> _Work to be completed_:
Rewrite the account of Alan McMillen's struggle with alcohol from "Alan McMillen, in" to "various IT companies.", with "cycling" changed to "swimming".

*** Text shown ***

Alan McMillen, in his own words, writes about his hellish descent into alcoholism and how he is now striving to turn his life around with the support of Addiction NI.

I have suffered from alcohol dependency for the last 13 years of my life. I was born into a working-class background in north Belfast. My father was a merchant seaman and was away a lot so I was brought up mostly by my mother. He died at the age of 47 from lung cancer.

I left school with five GCEs. A friend of mine who was a cyclist and who went to the same school got me interested in cycling. I started to train with him regularly. 

I’ve always had a technical mindset with regard to electronic engineering and computing and was able to get work with various IT companies. 

I continued riding as a racing cyclist and I knew I was good at it. I raced all over Ireland and the UK. 

I also took up running and ran around 60 miles a week. I ran marathons, half marathons and other races throughout Ireland, the UK and Europe.

In 2006, my mother was rushed to hospital with a severe throat infection. I thought she was going to die.

My work situation at the time was also becoming very difficult and I became lonely and isolated from my fellow co-workers. During my working hours, I started to drive to an off-licence during break time to buy a bottle of wine or a half bottle of spirits to help me cope with a very stressful situation.

This became a routine occurence with my intake of alcohol increasing.

My firm eventually found out that I had an alcohol problem and I was dismissed.

During this period in my life I became even more isolated and started to drink even more, mainly vodka or whiskey. I would drink and drink until I would pass. out. My mother found me unconscious one day. She called an ambulance and I was taken to hospital. I was put onto a detox programme until the alcohol had left my system. This was to happen to me on a number of occasions.

I became a binge drinker at home. These sessions would last for around six weeks. After many visits to hospital for detox over a 13-year stretch, I knew I had to do something. 

My GP got me into a residential unit for six weeks. I was very apprehensive about it as I had never attended a place with other people who had multiple addictions. The first two weeks were very difficult, but as I got to know the staff and the occupants, I was able to settle more. 

I eventually finished the course, but as a ‘reward’, I crossed the road to an off-licence and purchased a bottle of whiskey. I placed it in my jacket and subsequently drank it on the three-and-a half-mile walk to my house. 

I was now embroiled in the spiral of drinking again on a binge basis in my own home.  The spiral of drinking and returning to hospital continued right through my 40s and into my early 50s.

*** Extracted information ***

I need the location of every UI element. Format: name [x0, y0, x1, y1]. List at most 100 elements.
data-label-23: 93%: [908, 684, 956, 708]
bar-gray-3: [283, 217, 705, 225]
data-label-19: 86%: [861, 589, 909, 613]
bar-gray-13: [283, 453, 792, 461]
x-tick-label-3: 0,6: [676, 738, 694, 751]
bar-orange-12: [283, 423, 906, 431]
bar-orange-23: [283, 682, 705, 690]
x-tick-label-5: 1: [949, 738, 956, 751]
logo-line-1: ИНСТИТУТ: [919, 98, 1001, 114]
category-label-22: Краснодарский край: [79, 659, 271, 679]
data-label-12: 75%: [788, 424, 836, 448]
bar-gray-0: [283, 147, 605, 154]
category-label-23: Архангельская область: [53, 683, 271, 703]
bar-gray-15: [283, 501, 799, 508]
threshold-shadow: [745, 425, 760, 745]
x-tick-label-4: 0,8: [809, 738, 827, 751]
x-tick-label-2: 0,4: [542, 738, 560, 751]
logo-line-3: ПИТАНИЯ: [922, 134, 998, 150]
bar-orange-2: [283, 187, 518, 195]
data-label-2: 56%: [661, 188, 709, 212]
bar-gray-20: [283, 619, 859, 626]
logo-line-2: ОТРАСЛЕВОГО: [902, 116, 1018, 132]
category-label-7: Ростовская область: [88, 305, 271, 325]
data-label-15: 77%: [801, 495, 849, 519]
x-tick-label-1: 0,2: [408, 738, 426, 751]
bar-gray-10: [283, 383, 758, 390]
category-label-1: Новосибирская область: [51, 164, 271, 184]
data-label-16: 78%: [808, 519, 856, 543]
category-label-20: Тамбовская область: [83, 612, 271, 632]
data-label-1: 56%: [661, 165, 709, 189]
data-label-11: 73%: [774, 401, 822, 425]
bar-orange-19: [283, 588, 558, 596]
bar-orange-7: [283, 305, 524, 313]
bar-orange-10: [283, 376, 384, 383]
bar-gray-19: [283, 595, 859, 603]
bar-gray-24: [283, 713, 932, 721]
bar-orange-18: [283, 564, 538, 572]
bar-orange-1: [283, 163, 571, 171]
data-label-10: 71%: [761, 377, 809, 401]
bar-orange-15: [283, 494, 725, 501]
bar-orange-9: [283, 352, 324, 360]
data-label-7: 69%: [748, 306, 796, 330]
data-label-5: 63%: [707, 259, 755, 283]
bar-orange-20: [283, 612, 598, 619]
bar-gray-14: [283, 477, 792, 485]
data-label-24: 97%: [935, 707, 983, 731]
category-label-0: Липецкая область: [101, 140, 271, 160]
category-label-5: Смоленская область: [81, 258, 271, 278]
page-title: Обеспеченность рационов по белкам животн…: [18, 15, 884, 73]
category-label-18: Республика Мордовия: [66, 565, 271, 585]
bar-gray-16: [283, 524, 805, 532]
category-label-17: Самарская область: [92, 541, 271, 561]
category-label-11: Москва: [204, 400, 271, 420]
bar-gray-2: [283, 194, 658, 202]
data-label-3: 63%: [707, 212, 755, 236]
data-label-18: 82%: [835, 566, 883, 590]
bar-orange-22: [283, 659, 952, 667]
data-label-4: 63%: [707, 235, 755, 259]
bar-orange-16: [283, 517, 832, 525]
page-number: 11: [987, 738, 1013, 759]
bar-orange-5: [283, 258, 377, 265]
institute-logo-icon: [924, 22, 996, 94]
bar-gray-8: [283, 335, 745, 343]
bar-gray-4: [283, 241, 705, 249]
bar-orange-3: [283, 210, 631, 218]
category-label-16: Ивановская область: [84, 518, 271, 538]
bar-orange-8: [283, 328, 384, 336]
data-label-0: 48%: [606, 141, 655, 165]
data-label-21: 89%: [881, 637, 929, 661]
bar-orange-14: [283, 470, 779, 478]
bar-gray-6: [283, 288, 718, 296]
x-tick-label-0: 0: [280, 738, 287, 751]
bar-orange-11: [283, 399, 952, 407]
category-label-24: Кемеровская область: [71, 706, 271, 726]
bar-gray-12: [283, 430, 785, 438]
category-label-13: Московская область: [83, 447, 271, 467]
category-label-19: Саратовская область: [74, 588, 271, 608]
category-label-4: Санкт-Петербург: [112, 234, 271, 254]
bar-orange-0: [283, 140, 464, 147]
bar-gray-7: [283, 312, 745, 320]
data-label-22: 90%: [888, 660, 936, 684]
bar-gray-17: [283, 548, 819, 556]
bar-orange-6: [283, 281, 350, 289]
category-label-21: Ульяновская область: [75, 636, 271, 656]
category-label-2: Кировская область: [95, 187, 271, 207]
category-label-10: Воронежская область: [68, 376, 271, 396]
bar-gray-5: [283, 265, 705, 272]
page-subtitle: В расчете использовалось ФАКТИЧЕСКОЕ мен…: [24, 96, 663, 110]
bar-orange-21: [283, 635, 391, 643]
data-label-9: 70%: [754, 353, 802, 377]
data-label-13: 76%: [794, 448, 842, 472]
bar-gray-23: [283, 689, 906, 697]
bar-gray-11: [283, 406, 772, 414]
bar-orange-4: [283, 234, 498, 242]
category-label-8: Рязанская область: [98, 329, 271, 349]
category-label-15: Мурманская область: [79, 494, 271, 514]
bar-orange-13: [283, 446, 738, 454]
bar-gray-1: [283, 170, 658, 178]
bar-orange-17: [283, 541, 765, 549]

***

> _Solution to this exercise_:
Alan McMillen, in his own words, writes about his hellish descent into alcoholism and how he is now striving to turn his life around with the support of Addiction NI.

I have suffered from alcohol dependency for the last 13 years of my life. I was born into a working-class background in north Belfast. My father was a merchant seaman and was away a lot so I was brought up mostly by my mother. He died at the age of 47 from lung cancer.

I left school with five GCEs. A friend of mine who was a cyclist and who went to the same school got me interested in swimming. I started to train with him regularly. 

I’ve always had a technical mindset with regard to electronic engineering and computing and was able to get work with various IT companies.